▸ Problem requirements
Copy every line of the following data that includes the string "false".

-.-.-

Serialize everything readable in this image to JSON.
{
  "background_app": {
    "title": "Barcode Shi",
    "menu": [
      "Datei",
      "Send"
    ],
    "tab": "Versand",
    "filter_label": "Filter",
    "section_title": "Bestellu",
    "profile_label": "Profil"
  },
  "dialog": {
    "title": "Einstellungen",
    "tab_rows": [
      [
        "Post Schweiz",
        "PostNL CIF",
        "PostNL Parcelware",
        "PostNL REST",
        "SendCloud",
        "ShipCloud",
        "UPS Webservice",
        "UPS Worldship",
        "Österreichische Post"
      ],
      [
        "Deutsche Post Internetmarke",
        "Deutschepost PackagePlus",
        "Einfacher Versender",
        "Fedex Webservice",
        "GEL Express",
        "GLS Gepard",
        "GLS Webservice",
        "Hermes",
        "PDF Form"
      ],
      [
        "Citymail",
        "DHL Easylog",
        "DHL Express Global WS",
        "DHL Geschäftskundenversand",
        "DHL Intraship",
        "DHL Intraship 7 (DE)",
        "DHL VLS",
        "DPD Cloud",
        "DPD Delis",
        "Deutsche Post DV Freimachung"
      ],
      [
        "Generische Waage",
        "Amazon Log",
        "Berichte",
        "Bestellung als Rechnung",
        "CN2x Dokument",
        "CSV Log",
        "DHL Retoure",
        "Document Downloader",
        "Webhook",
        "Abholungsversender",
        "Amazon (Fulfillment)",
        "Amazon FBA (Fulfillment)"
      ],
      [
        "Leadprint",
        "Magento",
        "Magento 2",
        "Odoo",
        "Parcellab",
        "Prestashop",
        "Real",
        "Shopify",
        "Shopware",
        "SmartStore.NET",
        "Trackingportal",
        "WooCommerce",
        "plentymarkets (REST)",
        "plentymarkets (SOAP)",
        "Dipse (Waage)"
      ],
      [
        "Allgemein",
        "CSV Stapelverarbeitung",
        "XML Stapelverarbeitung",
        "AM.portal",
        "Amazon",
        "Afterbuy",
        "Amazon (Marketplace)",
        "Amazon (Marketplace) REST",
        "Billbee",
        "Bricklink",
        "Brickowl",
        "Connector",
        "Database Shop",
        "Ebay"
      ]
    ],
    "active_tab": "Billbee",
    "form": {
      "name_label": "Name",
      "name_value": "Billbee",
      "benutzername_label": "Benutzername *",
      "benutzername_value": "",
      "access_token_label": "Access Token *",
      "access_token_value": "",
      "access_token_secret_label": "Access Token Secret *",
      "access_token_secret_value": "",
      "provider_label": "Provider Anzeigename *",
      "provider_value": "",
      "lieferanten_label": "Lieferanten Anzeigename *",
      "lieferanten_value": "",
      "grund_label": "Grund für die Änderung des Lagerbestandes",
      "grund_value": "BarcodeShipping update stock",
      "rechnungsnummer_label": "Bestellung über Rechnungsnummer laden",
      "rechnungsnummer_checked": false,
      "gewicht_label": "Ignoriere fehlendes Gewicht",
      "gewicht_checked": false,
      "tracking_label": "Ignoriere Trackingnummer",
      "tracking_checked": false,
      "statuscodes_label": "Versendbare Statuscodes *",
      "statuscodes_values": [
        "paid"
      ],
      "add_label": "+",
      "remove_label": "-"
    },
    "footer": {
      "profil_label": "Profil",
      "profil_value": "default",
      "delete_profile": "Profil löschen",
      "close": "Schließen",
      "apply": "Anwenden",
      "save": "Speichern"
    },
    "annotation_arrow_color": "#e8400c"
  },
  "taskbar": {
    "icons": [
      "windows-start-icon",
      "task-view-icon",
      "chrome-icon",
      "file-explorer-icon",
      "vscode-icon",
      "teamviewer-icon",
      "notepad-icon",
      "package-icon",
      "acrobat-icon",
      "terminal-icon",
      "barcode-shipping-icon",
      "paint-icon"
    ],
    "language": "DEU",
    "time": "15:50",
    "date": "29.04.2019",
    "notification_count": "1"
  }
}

-.-.-

▸ Written response
      "rechnungsnummer_checked": false,
      "gewicht_checked": false,
      "tracking_checked": false,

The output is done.